##### Extrait choisi
L’arrivée de la femme de ménage réveille Valentine et fait entrer dans l’histoire le quatrième personnage : Manhattan. C’est une ancienne élève, brillante mais en échec scolaire. Elles se retrouvent et ont l’une pour l’autre une admiration. Valentine car c’est une élève à qui elle a donné le goût d’écrire et de lire. C’est sa réussite. Manhattan car c’est une prof qui la regardée et qui a eu du désir de succès pour elle. Mais à travers cette scène, Manhattan raconte sa rencontre avec Paul le soir des attentats du 13 novembre 2015. Valentine découvre son frère et dévoile ce que les ados d’aujourd’hui dont sa fille pense de sa génération : « Vous avez eu de la chance. Vous avez eu beaucoup trop de chance, ta génération, j’espère que tu t’en rends compte. Vous n’avez connu aucune guerre. Vous avez vécu tranquilles, vous avez pu faire vos vies sans vous préoccuper de rien. Même pas du futur. Vous ne vous êtes pas gênés. Vous vous êtes servis sans penser à rien. Des vandales, des morfales. Et vous nous demandez d’être bien élevés ? Vous avez tout saccagé. ».
##########
Consignes ▸
a) D'après l'extrait choisi sur Valentine et Manhattan, quel soir Manhattan a-t-elle rencontré Paul ?
b) Relevez tous les prénoms de personnages cités dans l'extrait choisi sur Valentine et Manhattan.
c) Reprenez l'extrait choisi sur Valentine et Manhattan à la suite de sa dernière phrase et poursuivez-le.
##### Lignes fournies
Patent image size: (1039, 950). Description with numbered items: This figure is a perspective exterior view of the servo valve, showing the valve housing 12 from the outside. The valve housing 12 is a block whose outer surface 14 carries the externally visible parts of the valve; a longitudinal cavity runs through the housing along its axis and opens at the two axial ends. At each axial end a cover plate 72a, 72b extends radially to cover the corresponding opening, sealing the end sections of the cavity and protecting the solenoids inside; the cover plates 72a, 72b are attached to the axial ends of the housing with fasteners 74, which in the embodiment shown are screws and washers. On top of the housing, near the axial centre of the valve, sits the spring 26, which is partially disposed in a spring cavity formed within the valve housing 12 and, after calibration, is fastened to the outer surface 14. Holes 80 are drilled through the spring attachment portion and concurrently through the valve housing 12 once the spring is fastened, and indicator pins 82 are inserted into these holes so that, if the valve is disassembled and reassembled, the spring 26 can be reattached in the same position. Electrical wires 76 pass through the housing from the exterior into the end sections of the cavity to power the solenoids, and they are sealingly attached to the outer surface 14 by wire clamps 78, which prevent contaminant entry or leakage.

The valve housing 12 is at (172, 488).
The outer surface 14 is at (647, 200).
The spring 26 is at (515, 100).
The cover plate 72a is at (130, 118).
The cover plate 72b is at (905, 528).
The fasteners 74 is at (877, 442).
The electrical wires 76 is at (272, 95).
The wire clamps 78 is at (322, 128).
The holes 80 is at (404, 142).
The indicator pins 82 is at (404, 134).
##########
##### Lignes fournies
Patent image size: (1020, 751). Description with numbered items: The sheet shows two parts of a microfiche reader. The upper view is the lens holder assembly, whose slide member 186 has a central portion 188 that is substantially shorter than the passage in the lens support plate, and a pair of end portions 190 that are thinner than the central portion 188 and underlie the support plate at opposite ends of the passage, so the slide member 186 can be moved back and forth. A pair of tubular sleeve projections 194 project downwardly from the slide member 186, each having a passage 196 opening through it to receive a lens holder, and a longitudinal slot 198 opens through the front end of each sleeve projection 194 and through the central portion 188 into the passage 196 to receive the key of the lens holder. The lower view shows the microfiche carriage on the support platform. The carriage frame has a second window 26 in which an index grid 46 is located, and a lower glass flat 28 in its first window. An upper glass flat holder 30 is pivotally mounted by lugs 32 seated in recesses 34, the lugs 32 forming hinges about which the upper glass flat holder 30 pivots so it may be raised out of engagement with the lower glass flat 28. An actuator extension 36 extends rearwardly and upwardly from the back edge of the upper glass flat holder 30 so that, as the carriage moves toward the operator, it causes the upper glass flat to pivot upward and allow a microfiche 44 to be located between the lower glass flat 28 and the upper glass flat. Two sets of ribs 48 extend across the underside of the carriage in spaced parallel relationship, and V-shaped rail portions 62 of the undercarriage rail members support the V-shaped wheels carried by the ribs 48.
##########
##### Lignes fournies
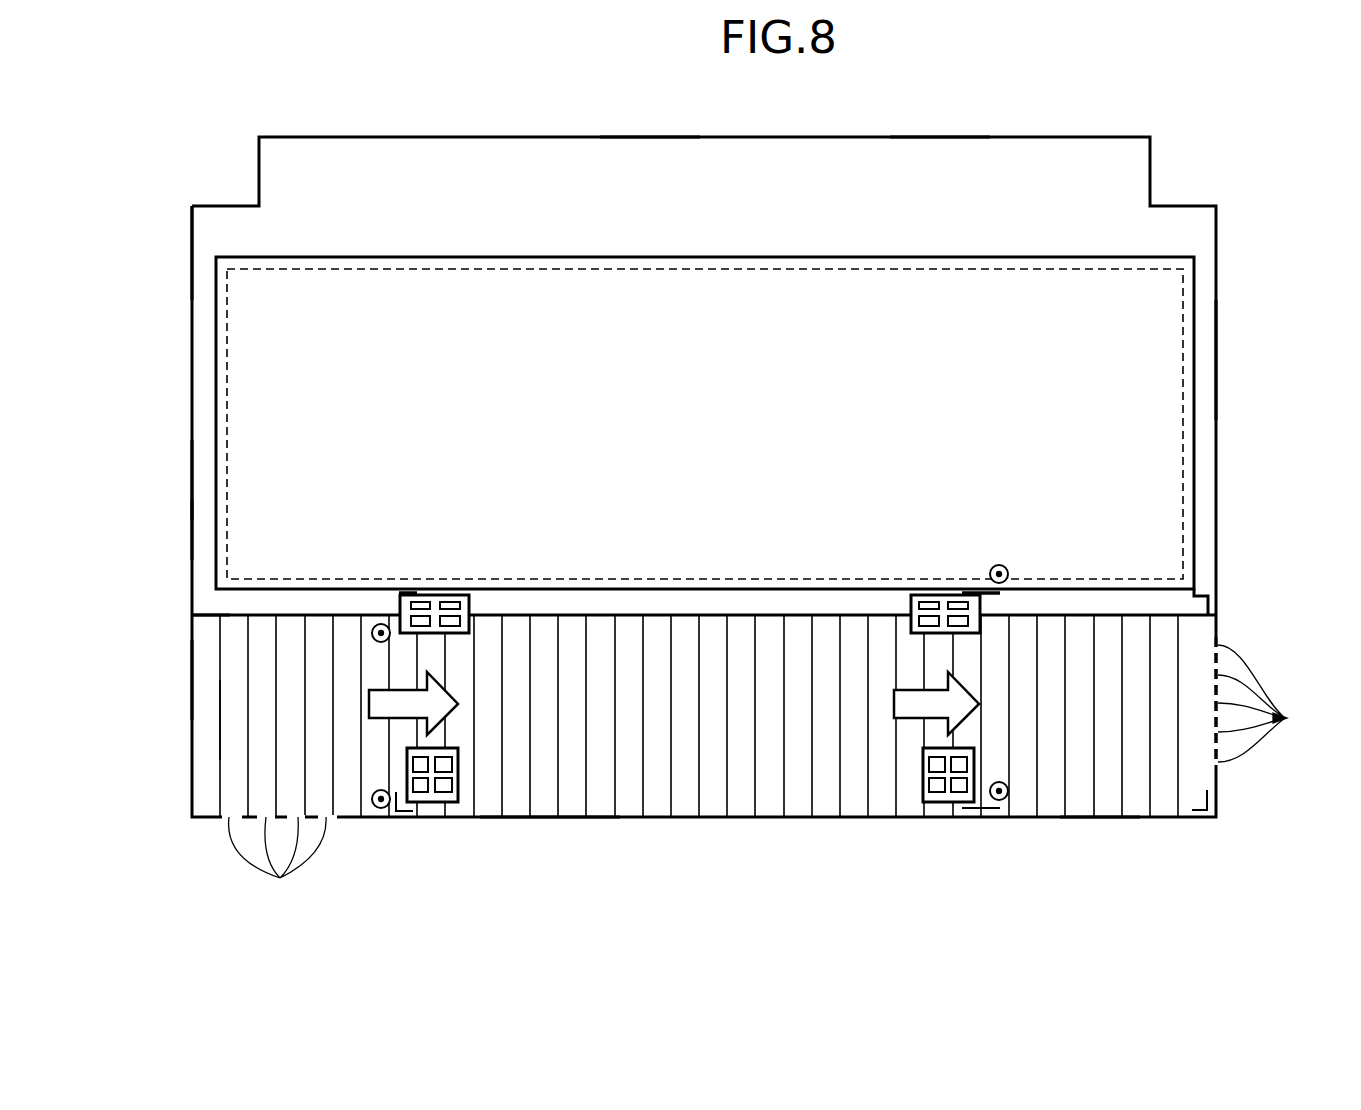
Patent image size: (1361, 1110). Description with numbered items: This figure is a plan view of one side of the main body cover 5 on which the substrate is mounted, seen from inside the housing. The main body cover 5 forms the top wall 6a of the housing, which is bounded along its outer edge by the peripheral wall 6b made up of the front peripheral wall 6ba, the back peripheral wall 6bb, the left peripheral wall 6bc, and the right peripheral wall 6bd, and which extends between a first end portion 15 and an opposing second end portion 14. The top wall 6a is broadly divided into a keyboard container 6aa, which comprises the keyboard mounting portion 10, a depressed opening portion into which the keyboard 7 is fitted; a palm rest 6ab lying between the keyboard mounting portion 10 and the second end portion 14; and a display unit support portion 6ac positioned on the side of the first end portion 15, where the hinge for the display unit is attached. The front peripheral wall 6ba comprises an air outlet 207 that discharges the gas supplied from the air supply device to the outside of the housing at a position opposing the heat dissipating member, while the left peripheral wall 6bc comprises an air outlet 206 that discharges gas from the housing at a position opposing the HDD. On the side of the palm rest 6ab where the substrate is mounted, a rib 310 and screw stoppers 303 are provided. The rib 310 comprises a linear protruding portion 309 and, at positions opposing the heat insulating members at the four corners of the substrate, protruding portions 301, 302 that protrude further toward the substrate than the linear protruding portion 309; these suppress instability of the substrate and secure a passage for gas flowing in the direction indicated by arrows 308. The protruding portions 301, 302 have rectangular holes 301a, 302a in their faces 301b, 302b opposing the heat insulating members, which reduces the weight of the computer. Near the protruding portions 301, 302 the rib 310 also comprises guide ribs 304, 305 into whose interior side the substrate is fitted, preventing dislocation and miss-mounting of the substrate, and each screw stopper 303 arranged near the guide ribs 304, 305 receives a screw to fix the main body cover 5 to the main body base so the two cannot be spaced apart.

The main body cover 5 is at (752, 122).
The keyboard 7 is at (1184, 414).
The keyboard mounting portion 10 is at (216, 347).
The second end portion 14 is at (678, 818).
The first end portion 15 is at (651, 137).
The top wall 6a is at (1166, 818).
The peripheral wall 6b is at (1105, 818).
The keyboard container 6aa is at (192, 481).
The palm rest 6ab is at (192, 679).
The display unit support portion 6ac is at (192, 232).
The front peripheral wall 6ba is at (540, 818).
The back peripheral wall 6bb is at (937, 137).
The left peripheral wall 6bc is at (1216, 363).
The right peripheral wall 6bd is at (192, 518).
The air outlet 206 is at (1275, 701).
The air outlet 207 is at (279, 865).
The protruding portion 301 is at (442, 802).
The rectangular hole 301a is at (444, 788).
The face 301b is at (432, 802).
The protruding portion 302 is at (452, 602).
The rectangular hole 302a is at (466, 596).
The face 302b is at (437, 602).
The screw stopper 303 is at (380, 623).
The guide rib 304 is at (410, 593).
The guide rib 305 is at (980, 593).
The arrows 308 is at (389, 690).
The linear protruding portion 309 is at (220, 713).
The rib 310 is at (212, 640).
##########
Réponses fournies ▸
a) Le soir des attentats du 13 novembre 2015.

b) Valentine, Manhattan, Paul

c)
Voilà, Valentine regroupe trois dimensions de sa vie, celle de sa famille qu’elle n’a pas choisie, celle de sa vie amoureuse qu’elle interroge et celle de son métier dont Manhattan est pour elle le résultat de son échec. Dans cette création, le texte, la parole est au centre mais le jeu des interprètes permet au réel multiple et dense des personnages d’être visible et tangible. Les personnages dans ce texte ont la possibilité de dire et de se contredire, ce qui leur donne un contour et une épaisseur. C’est à travers ses quatre personnages complexes que Pauline Sales et son équipe nous plongent dans une introspection du monde dans lequel nous vivons ou nous essayons de vivre. Ce questionnement sur le sens de la vie qu’amène Valentine et qui irradie les autres personnages renvoie au titre : J’ai bien fait ? Ce titre et cette pièce qui avec humour inspecte, interroge avec force et violence la société et la remise en cause régulière des individus qui la compose pour qu’ils définissent eux-mêmes s’ils sont productifs et si leur productivité est nécessaire.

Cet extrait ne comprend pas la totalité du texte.